-- START OF Dataset rows --

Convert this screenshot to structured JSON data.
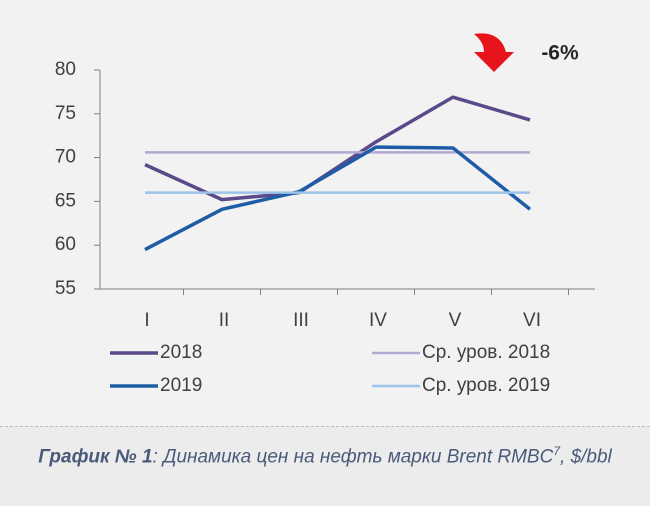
{
  "chart_data": {
    "type": "line",
    "categories": [
      "I",
      "II",
      "III",
      "IV",
      "V",
      "VI"
    ],
    "series": [
      {
        "name": "2018",
        "color": "#5b4a8a",
        "values": [
          69.2,
          65.2,
          66.0,
          71.8,
          76.9,
          74.3
        ]
      },
      {
        "name": "Ср. уров. 2018",
        "color": "#b3a9d3",
        "values": [
          70.6,
          70.6,
          70.6,
          70.6,
          70.6,
          70.6
        ]
      },
      {
        "name": "2019",
        "color": "#1f5ca6",
        "values": [
          59.5,
          64.1,
          66.1,
          71.2,
          71.1,
          64.1
        ]
      },
      {
        "name": "Ср. уров. 2019",
        "color": "#9cc3e8",
        "values": [
          66.0,
          66.0,
          66.0,
          66.0,
          66.0,
          66.0
        ]
      }
    ],
    "ylim": [
      55,
      80
    ],
    "yticks": [
      55,
      60,
      65,
      70,
      75,
      80
    ],
    "annotation": "-6%",
    "annotation_color": "#e8141b"
  },
  "caption": {
    "label": "График № 1",
    "text": ": Динамика цен на нефть марки  Brent RMBC",
    "sup": "7",
    "tail": ", $/bbl"
  }
}
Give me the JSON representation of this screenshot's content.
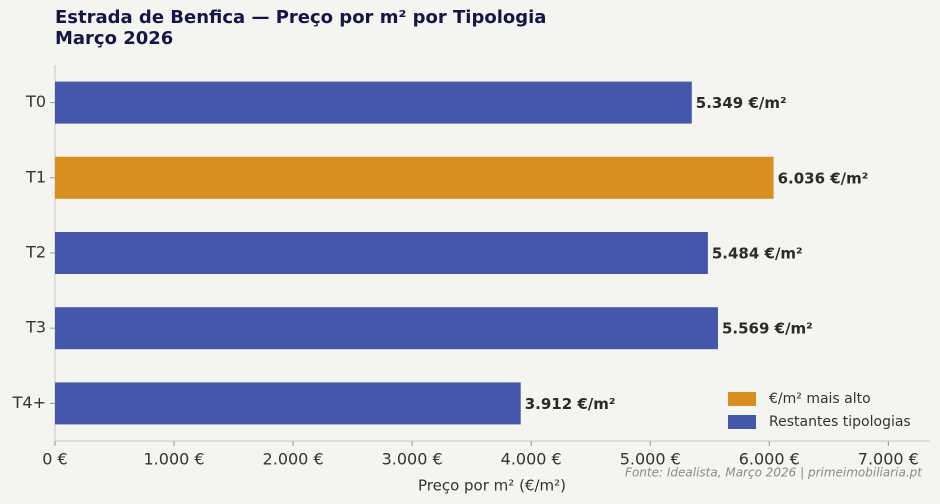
{
  "chart_data": {
    "type": "hbar",
    "title": "Estrada de Benfica — Preço por m² por Tipologia",
    "subtitle": "Março 2026",
    "x_label": "Preço por m² (€/m²)",
    "source": "Fonte: Idealista, Março 2026 | primeimobiliaria.pt",
    "categories": [
      "T0",
      "T1",
      "T2",
      "T3",
      "T4+"
    ],
    "values": [
      5349,
      6036,
      5484,
      5569,
      3912
    ],
    "value_labels": [
      "5.349 €/m²",
      "6.036 €/m²",
      "5.484 €/m²",
      "5.569 €/m²",
      "3.912 €/m²"
    ],
    "colors": [
      "#4457aa",
      "#d98f1f",
      "#4457aa",
      "#4457aa",
      "#4457aa"
    ],
    "legend": [
      {
        "name": "€/m² mais alto",
        "color": "#d98f1f"
      },
      {
        "name": "Restantes tipologias",
        "color": "#4457aa"
      }
    ],
    "legend_position": "lower right",
    "xlim": [
      0,
      7350
    ],
    "xticks": [
      {
        "value": 0,
        "label": "0 €"
      },
      {
        "value": 1000,
        "label": "1.000 €"
      },
      {
        "value": 2000,
        "label": "2.000 €"
      },
      {
        "value": 3000,
        "label": "3.000 €"
      },
      {
        "value": 4000,
        "label": "4.000 €"
      },
      {
        "value": 5000,
        "label": "5.000 €"
      },
      {
        "value": 6000,
        "label": "6.000 €"
      },
      {
        "value": 7000,
        "label": "7.000 €"
      }
    ]
  }
}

-- END OF Dataset rows --

Exercise prompt: Output the records above exactly as they are, leaving out the pictures.

Output below:
Convert this screenshot to structured JSON data.
{
  "chart_data": {
    "type": "line",
    "categories": [
      "I",
      "II",
      "III",
      "IV",
      "V",
      "VI"
    ],
    "series": [
      {
        "name": "2018",
        "color": "#5b4a8a",
        "values": [
          69.2,
          65.2,
          66.0,
          71.8,
          76.9,
          74.3
        ]
      },
      {
        "name": "Ср. уров. 2018",
        "color": "#b3a9d3",
        "values": [
          70.6,
          70.6,
          70.6,
          70.6,
          70.6,
          70.6
        ]
      },
      {
        "name": "2019",
        "color": "#1f5ca6",
        "values": [
          59.5,
          64.1,
          66.1,
          71.2,
          71.1,
          64.1
        ]
      },
      {
        "name": "Ср. уров. 2019",
        "color": "#9cc3e8",
        "values": [
          66.0,
          66.0,
          66.0,
          66.0,
          66.0,
          66.0
        ]
      }
    ],
    "ylim": [
      55,
      80
    ],
    "yticks": [
      55,
      60,
      65,
      70,
      75,
      80
    ],
    "annotation": "-6%",
    "annotation_color": "#e8141b"
  },
  "caption": {
    "label": "График № 1",
    "text": ": Динамика цен на нефть марки  Brent RMBC",
    "sup": "7",
    "tail": ", $/bbl"
  }
}
Give me the JSON representation of this screenshot's content.
{
  "chart_data": {
    "type": "hbar",
    "title": "Estrada de Benfica — Preço por m² por Tipologia",
    "subtitle": "Março 2026",
    "x_label": "Preço por m² (€/m²)",
    "source": "Fonte: Idealista, Março 2026 | primeimobiliaria.pt",
    "categories": [
      "T0",
      "T1",
      "T2",
      "T3",
      "T4+"
    ],
    "values": [
      5349,
      6036,
      5484,
      5569,
      3912
    ],
    "value_labels": [
      "5.349 €/m²",
      "6.036 €/m²",
      "5.484 €/m²",
      "5.569 €/m²",
      "3.912 €/m²"
    ],
    "colors": [
      "#4457aa",
      "#d98f1f",
      "#4457aa",
      "#4457aa",
      "#4457aa"
    ],
    "legend": [
      {
        "name": "€/m² mais alto",
        "color": "#d98f1f"
      },
      {
        "name": "Restantes tipologias",
        "color": "#4457aa"
      }
    ],
    "legend_position": "lower right",
    "xlim": [
      0,
      7350
    ],
    "xticks": [
      {
        "value": 0,
        "label": "0 €"
      },
      {
        "value": 1000,
        "label": "1.000 €"
      },
      {
        "value": 2000,
        "label": "2.000 €"
      },
      {
        "value": 3000,
        "label": "3.000 €"
      },
      {
        "value": 4000,
        "label": "4.000 €"
      },
      {
        "value": 5000,
        "label": "5.000 €"
      },
      {
        "value": 6000,
        "label": "6.000 €"
      },
      {
        "value": 7000,
        "label": "7.000 €"
      }
    ]
  }
}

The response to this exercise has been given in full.